* _What you are asked to do_
Determine how many lines carry the word "than". Output that number only.

* _Data shown_
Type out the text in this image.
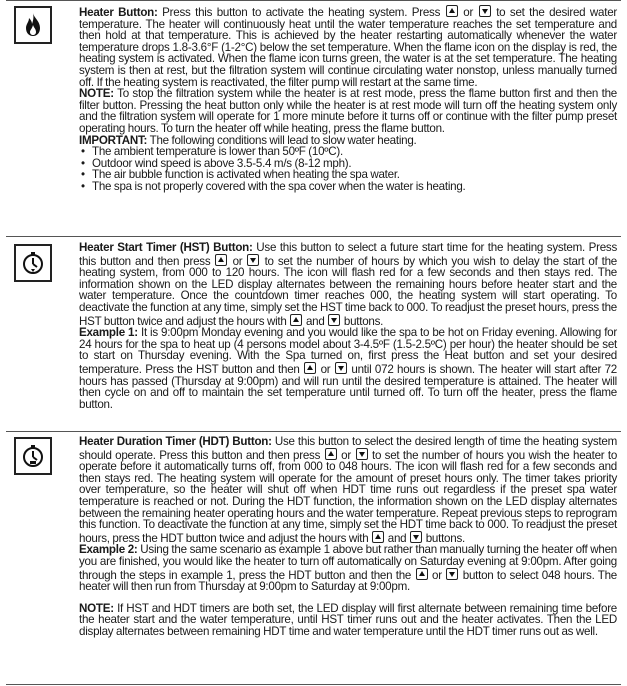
Heater Button: Press this button to activate the heating system. Press or to set the desired water temperature. The heater will continuously heat until the water temperature reaches the set temperature and then hold at that temperature. This is achieved by the heater restarting automatically whenever the water temperature drops 1.8-3.6°F (1-2°C) below the set temperature. When the flame icon on the display is red, the heating system is activated. When the flame icon turns green, the water is at the set temperature. The heating system is then at rest, but the filtration system will continue circulating water nonstop, unless manually turned off. If the heating system is reactivated, the filter pump will restart at the same time.

NOTE: To stop the filtration system while the heater is at rest mode, press the flame button first and then the filter button. Pressing the heat button only while the heater is at rest mode will turn off the heating system only and the filtration system will operate for 1 more minute before it turns off or continue with the filter pump preset operating hours. To turn the heater off while heating, press the flame button.

IMPORTANT: The following conditions will lead to slow water heating.

• The ambient temperature is lower than 50ºF (10ºC).
• Outdoor wind speed is above 3.5-5.4 m/s (8-12 mph).
• The air bubble function is activated when heating the spa water.
• The spa is not properly covered with the spa cover when the water is heating.

Heater Start Timer (HST) Button: Use this button to select a future start time for the heating system. Press this button and then press or to set the number of hours by which you wish to delay the start of the heating system, from 000 to 120 hours. The icon will flash red for a few seconds and then stays red. The information shown on the LED display alternates between the remaining hours before heater start and the water temperature. Once the countdown timer reaches 000, the heating system will start operating. To deactivate the function at any time, simply set the HST time back to 000. To readjust the preset hours, press the HST button twice and adjust the hours with and buttons.

Example 1: It is 9:00pm Monday evening and you would like the spa to be hot on Friday evening. Allowing for 24 hours for the spa to heat up (4 persons model about 3-4.5ºF (1.5-2.5ºC) per hour) the heater should be set to start on Thursday evening. With the Spa turned on, first press the Heat button and set your desired temperature. Press the HST button and then or until 072 hours is shown. The heater will start after 72 hours has passed (Thursday at 9:00pm) and will run until the desired temperature is attained. The heater will then cycle on and off to maintain the set temperature until turned off. To turn off the heater, press the flame button.

Heater Duration Timer (HDT) Button: Use this button to select the desired length of time the heating system should operate. Press this button and then press or to set the number of hours you wish the heater to operate before it automatically turns off, from 000 to 048 hours. The icon will flash red for a few seconds and then stays red. The heating system will operate for the amount of preset hours only. The timer takes priority over temperature, so the heater will shut off when HDT time runs out regardless if the preset spa water temperature is reached or not. During the HDT function, the information shown on the LED display alternates between the remaining heater operating hours and the water temperature. Repeat previous steps to reprogram this function. To deactivate the function at any time, simply set the HDT time back to 000. To readjust the preset hours, press the HDT button twice and adjust the hours with and buttons.

Example 2: Using the same scenario as example 1 above but rather than manually turning the heater off when you are finished, you would like the heater to turn off automatically on Saturday evening at 9:00pm. After going through the steps in example 1, press the HDT button and then the or button to select 048 hours. The heater will then run from Thursday at 9:00pm to Saturday at 9:00pm.

NOTE: If HST and HDT timers are both set, the LED display will first alternate between remaining time before the heater start and the water temperature, until HST timer runs out and the heater activates. Then the LED display alternates between remaining HDT time and water temperature until the HDT timer runs out as well.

* _Result_
2